**MATERIAL:**
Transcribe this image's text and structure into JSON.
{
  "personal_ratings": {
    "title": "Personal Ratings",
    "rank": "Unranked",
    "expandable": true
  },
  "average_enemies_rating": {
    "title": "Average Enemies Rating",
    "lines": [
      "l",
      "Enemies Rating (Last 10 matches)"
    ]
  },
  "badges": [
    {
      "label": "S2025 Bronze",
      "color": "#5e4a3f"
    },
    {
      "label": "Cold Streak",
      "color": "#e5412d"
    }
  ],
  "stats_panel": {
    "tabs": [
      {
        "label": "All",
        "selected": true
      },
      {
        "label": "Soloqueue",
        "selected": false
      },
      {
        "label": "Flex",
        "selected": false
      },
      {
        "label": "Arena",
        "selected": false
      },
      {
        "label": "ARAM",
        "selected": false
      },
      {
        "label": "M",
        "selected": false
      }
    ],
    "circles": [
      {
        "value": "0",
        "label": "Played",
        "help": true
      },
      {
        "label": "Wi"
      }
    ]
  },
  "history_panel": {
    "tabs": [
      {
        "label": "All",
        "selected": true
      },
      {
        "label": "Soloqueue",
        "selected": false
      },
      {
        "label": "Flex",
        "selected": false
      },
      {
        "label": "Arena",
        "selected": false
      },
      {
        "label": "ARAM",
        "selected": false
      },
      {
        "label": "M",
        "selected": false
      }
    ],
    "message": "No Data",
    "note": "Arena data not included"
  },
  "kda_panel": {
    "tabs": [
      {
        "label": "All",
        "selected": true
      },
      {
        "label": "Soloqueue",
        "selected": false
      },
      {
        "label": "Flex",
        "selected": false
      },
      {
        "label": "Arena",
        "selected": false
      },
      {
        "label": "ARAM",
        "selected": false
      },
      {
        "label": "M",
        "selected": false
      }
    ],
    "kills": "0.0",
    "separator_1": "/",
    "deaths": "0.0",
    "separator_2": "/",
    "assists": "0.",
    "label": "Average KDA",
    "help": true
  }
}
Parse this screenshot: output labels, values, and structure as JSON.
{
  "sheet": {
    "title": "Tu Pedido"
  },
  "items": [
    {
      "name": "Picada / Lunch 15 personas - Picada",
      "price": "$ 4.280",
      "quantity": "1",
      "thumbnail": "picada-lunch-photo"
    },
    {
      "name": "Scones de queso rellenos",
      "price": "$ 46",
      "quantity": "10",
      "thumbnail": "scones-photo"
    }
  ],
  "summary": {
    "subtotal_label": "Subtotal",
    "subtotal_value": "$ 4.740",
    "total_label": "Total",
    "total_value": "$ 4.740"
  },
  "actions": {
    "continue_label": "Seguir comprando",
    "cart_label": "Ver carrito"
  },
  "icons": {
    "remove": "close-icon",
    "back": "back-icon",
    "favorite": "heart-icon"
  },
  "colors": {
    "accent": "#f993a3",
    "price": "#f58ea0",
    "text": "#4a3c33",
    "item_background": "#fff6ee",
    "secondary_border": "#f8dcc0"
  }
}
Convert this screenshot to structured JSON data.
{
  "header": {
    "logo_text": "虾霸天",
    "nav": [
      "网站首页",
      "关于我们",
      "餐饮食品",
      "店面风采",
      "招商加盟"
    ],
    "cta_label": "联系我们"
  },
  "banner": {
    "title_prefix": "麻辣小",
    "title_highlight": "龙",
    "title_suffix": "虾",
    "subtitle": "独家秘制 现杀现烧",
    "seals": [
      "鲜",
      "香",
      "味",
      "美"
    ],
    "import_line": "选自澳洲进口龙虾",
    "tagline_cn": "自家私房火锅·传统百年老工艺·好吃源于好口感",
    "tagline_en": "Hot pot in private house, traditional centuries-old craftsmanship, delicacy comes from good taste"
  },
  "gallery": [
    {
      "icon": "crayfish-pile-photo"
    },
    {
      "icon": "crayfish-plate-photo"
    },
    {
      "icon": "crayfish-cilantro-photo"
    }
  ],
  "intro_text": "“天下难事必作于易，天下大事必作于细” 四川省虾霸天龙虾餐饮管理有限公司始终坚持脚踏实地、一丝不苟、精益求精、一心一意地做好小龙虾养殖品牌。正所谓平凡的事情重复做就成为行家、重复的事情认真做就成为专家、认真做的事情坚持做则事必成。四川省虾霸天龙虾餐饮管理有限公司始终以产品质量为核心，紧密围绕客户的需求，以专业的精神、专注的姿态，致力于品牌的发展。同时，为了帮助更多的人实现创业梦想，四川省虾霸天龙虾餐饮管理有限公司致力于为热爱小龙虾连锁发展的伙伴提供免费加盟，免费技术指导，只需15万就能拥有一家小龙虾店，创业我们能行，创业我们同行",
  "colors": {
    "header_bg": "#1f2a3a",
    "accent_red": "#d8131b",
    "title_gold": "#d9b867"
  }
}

**SHORT TASK:** Retype all of the material, keeping each line exact.

**WRITTEN REPLY:**
Transcribe this image's text and structure into JSON.
{
  "personal_ratings": {
    "title": "Personal Ratings",
    "rank": "Unranked",
    "expandable": true
  },
  "average_enemies_rating": {
    "title": "Average Enemies Rating",
    "lines": [
      "l",
      "Enemies Rating (Last 10 matches)"
    ]
  },
  "badges": [
    {
      "label": "S2025 Bronze",
      "color": "#5e4a3f"
    },
    {
      "label": "Cold Streak",
      "color": "#e5412d"
    }
  ],
  "stats_panel": {
    "tabs": [
      {
        "label": "All",
        "selected": true
      },
      {
        "label": "Soloqueue",
        "selected": false
      },
      {
        "label": "Flex",
        "selected": false
      },
      {
        "label": "Arena",
        "selected": false
      },
      {
        "label": "ARAM",
        "selected": false
      },
      {
        "label": "M",
        "selected": false
      }
    ],
    "circles": [
      {
        "value": "0",
        "label": "Played",
        "help": true
      },
      {
        "label": "Wi"
      }
    ]
  },
  "history_panel": {
    "tabs": [
      {
        "label": "All",
        "selected": true
      },
      {
        "label": "Soloqueue",
        "selected": false
      },
      {
        "label": "Flex",
        "selected": false
      },
      {
        "label": "Arena",
        "selected": false
      },
      {
        "label": "ARAM",
        "selected": false
      },
      {
        "label": "M",
        "selected": false
      }
    ],
    "message": "No Data",
    "note": "Arena data not included"
  },
  "kda_panel": {
    "tabs": [
      {
        "label": "All",
        "selected": true
      },
      {
        "label": "Soloqueue",
        "selected": false
      },
      {
        "label": "Flex",
        "selected": false
      },
      {
        "label": "Arena",
        "selected": false
      },
      {
        "label": "ARAM",
        "selected": false
      },
      {
        "label": "M",
        "selected": false
      }
    ],
    "kills": "0.0",
    "separator_1": "/",
    "deaths": "0.0",
    "separator_2": "/",
    "assists": "0.",
    "label": "Average KDA",
    "help": true
  }
}
Parse this screenshot: output labels, values, and structure as JSON.
{
  "sheet": {
    "title": "Tu Pedido"
  },
  "items": [
    {
      "name": "Picada / Lunch 15 personas - Picada",
      "price": "$ 4.280",
      "quantity": "1",
      "thumbnail": "picada-lunch-photo"
    },
    {
      "name": "Scones de queso rellenos",
      "price": "$ 46",
      "quantity": "10",
      "thumbnail": "scones-photo"
    }
  ],
  "summary": {
    "subtotal_label": "Subtotal",
    "subtotal_value": "$ 4.740",
    "total_label": "Total",
    "total_value": "$ 4.740"
  },
  "actions": {
    "continue_label": "Seguir comprando",
    "cart_label": "Ver carrito"
  },
  "icons": {
    "remove": "close-icon",
    "back": "back-icon",
    "favorite": "heart-icon"
  },
  "colors": {
    "accent": "#f993a3",
    "price": "#f58ea0",
    "text": "#4a3c33",
    "item_background": "#fff6ee",
    "secondary_border": "#f8dcc0"
  }
}
Convert this screenshot to structured JSON data.
{
  "header": {
    "logo_text": "虾霸天",
    "nav": [
      "网站首页",
      "关于我们",
      "餐饮食品",
      "店面风采",
      "招商加盟"
    ],
    "cta_label": "联系我们"
  },
  "banner": {
    "title_prefix": "麻辣小",
    "title_highlight": "龙",
    "title_suffix": "虾",
    "subtitle": "独家秘制 现杀现烧",
    "seals": [
      "鲜",
      "香",
      "味",
      "美"
    ],
    "import_line": "选自澳洲进口龙虾",
    "tagline_cn": "自家私房火锅·传统百年老工艺·好吃源于好口感",
    "tagline_en": "Hot pot in private house, traditional centuries-old craftsmanship, delicacy comes from good taste"
  },
  "gallery": [
    {
      "icon": "crayfish-pile-photo"
    },
    {
      "icon": "crayfish-plate-photo"
    },
    {
      "icon": "crayfish-cilantro-photo"
    }
  ],
  "intro_text": "“天下难事必作于易，天下大事必作于细” 四川省虾霸天龙虾餐饮管理有限公司始终坚持脚踏实地、一丝不苟、精益求精、一心一意地做好小龙虾养殖品牌。正所谓平凡的事情重复做就成为行家、重复的事情认真做就成为专家、认真做的事情坚持做则事必成。四川省虾霸天龙虾餐饮管理有限公司始终以产品质量为核心，紧密围绕客户的需求，以专业的精神、专注的姿态，致力于品牌的发展。同时，为了帮助更多的人实现创业梦想，四川省虾霸天龙虾餐饮管理有限公司致力于为热爱小龙虾连锁发展的伙伴提供免费加盟，免费技术指导，只需15万就能拥有一家小龙虾店，创业我们能行，创业我们同行",
  "colors": {
    "header_bg": "#1f2a3a",
    "accent_red": "#d8131b",
    "title_gold": "#d9b867"
  }
}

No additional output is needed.